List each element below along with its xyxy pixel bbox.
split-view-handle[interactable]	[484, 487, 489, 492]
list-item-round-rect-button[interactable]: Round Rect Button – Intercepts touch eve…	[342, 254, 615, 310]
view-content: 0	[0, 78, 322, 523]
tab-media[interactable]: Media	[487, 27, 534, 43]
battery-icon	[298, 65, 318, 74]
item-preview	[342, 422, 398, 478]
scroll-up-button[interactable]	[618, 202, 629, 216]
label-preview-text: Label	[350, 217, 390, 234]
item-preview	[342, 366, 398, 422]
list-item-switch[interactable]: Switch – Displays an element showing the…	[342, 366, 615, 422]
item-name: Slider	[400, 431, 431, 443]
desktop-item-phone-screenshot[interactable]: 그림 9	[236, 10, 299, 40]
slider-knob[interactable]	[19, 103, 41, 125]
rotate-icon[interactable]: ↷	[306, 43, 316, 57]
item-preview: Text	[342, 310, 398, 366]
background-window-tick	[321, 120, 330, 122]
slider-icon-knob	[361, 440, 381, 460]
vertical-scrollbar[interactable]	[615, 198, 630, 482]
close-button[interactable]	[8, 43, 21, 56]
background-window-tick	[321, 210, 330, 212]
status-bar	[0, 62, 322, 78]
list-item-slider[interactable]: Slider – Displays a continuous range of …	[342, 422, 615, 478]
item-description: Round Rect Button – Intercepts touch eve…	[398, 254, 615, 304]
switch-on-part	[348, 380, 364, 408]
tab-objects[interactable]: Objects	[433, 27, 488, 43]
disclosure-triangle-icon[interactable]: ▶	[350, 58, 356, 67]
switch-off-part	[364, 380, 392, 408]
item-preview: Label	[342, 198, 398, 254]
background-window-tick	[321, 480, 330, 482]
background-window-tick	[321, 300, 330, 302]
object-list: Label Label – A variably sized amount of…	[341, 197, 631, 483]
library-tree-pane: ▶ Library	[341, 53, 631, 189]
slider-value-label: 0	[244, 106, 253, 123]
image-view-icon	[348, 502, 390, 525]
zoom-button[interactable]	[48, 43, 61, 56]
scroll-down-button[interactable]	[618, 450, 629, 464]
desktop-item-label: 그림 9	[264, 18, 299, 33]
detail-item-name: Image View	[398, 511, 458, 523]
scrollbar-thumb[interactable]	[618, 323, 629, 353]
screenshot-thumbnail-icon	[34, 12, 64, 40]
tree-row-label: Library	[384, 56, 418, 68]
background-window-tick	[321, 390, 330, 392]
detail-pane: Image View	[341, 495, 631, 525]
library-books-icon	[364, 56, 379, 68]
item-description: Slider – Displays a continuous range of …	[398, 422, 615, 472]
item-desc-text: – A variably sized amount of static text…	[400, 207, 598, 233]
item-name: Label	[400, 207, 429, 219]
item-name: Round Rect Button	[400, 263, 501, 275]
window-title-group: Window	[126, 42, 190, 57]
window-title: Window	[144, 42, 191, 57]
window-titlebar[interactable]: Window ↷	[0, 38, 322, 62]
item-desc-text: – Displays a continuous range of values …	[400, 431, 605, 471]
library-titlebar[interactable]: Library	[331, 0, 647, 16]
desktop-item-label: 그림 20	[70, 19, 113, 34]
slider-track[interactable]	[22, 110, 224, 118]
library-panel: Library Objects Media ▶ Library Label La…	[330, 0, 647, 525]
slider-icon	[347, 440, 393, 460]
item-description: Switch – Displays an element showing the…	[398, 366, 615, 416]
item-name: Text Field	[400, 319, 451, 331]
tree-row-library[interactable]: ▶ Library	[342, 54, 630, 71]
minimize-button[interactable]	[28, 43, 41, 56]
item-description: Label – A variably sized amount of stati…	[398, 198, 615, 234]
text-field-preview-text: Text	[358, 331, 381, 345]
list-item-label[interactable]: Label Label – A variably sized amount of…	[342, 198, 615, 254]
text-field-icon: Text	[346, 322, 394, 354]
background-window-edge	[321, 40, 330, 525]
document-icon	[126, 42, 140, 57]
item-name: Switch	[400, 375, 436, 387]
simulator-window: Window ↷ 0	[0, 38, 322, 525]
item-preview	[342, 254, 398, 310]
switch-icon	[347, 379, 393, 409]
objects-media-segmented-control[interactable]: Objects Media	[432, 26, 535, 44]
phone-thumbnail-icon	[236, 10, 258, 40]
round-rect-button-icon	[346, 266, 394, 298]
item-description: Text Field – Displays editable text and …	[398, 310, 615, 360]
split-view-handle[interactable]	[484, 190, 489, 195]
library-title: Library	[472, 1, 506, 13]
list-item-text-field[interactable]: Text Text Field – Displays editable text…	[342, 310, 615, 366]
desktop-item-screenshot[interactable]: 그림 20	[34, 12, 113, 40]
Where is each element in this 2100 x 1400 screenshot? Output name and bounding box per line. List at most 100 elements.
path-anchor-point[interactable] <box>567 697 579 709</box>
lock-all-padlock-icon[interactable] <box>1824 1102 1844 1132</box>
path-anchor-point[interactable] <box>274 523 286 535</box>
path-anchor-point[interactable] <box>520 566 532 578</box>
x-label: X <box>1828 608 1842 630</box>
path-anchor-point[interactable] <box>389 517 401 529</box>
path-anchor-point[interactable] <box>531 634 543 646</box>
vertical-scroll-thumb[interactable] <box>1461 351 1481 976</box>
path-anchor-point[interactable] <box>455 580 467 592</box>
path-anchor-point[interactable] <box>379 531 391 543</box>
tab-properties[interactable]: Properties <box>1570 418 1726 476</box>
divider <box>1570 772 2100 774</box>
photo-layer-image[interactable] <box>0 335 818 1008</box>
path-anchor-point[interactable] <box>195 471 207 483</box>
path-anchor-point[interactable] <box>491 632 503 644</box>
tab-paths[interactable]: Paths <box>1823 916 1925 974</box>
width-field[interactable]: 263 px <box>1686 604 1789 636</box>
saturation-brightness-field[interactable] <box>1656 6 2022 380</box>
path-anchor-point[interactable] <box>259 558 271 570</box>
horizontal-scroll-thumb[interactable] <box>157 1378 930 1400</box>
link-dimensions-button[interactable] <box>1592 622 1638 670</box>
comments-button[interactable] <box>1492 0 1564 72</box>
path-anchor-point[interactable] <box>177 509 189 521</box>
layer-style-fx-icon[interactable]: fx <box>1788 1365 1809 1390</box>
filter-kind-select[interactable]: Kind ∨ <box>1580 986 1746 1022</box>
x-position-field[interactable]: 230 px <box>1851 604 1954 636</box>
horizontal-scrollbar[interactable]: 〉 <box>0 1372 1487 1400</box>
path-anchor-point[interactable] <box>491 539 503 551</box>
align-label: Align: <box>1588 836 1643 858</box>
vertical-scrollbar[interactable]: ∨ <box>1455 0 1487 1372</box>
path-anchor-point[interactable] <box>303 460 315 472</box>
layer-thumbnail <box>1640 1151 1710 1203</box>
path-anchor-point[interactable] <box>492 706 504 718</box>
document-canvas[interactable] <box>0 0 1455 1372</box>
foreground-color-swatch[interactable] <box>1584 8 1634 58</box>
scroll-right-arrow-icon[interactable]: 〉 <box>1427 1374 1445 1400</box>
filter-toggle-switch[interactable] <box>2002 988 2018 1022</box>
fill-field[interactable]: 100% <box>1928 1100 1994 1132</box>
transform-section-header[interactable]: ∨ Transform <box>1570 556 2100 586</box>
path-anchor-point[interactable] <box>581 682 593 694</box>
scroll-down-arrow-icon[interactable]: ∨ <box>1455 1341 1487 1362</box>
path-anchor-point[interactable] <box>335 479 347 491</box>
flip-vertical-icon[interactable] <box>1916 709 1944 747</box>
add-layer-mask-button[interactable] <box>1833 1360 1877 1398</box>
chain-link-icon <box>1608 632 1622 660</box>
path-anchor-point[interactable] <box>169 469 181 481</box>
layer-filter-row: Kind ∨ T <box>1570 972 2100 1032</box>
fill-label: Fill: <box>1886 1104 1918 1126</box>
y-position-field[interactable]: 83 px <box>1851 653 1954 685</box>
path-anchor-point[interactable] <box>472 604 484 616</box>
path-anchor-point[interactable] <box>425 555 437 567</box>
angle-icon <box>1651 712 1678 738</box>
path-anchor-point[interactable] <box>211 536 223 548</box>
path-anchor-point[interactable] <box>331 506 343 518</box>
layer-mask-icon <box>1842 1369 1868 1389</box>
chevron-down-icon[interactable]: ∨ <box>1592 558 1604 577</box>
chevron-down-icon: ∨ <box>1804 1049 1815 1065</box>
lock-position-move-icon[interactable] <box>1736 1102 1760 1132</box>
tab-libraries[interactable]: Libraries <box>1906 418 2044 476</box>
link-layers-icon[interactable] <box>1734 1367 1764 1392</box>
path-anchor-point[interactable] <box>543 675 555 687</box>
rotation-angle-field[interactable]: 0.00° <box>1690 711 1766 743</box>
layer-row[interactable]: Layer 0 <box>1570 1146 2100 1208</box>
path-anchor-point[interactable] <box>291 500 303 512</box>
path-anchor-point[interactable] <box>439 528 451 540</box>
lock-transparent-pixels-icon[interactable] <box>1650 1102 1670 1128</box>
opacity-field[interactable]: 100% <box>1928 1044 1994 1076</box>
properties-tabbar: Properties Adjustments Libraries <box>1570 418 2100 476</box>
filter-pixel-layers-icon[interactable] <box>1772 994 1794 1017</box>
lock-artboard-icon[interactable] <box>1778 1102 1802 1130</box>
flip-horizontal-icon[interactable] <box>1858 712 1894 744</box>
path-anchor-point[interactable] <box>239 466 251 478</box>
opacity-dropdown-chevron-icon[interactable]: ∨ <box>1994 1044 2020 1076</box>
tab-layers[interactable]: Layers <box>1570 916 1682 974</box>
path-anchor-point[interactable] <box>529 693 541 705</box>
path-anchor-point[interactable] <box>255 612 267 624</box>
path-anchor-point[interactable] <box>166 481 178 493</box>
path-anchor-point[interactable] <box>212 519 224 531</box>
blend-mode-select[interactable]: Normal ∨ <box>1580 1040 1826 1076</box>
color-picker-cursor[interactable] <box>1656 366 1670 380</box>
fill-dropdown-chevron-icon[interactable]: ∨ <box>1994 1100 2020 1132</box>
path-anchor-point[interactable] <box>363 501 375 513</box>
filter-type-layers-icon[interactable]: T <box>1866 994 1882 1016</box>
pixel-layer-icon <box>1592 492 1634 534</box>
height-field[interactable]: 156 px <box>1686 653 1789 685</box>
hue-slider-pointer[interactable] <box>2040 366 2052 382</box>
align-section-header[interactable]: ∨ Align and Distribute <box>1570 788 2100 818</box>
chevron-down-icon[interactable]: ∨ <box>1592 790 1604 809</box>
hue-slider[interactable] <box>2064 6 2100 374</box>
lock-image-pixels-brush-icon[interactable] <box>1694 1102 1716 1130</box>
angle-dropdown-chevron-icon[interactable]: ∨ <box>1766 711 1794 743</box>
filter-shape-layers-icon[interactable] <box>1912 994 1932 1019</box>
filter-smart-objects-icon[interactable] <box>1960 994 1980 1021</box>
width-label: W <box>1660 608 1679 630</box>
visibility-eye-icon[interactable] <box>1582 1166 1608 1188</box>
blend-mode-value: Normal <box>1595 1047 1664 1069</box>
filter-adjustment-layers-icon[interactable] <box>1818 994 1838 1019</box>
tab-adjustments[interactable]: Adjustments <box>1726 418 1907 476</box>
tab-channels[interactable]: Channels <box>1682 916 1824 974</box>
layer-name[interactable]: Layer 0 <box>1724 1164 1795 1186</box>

▶ _Required work_:
Could you write out again, unchanged, the part of the records above that runs from their very first line through the line containing "list-item-switch[interactable]: Switch –", with both of those lines included?

▶ _Output of the task_:
List each element below along with its xyxy pixel bbox.
split-view-handle[interactable]	[484, 487, 489, 492]
list-item-round-rect-button[interactable]: Round Rect Button – Intercepts touch eve…	[342, 254, 615, 310]
view-content: 0	[0, 78, 322, 523]
tab-media[interactable]: Media	[487, 27, 534, 43]
battery-icon	[298, 65, 318, 74]
item-preview	[342, 422, 398, 478]
scroll-up-button[interactable]	[618, 202, 629, 216]
label-preview-text: Label	[350, 217, 390, 234]
item-preview	[342, 366, 398, 422]
list-item-switch[interactable]: Switch – Displays an element showing the…	[342, 366, 615, 422]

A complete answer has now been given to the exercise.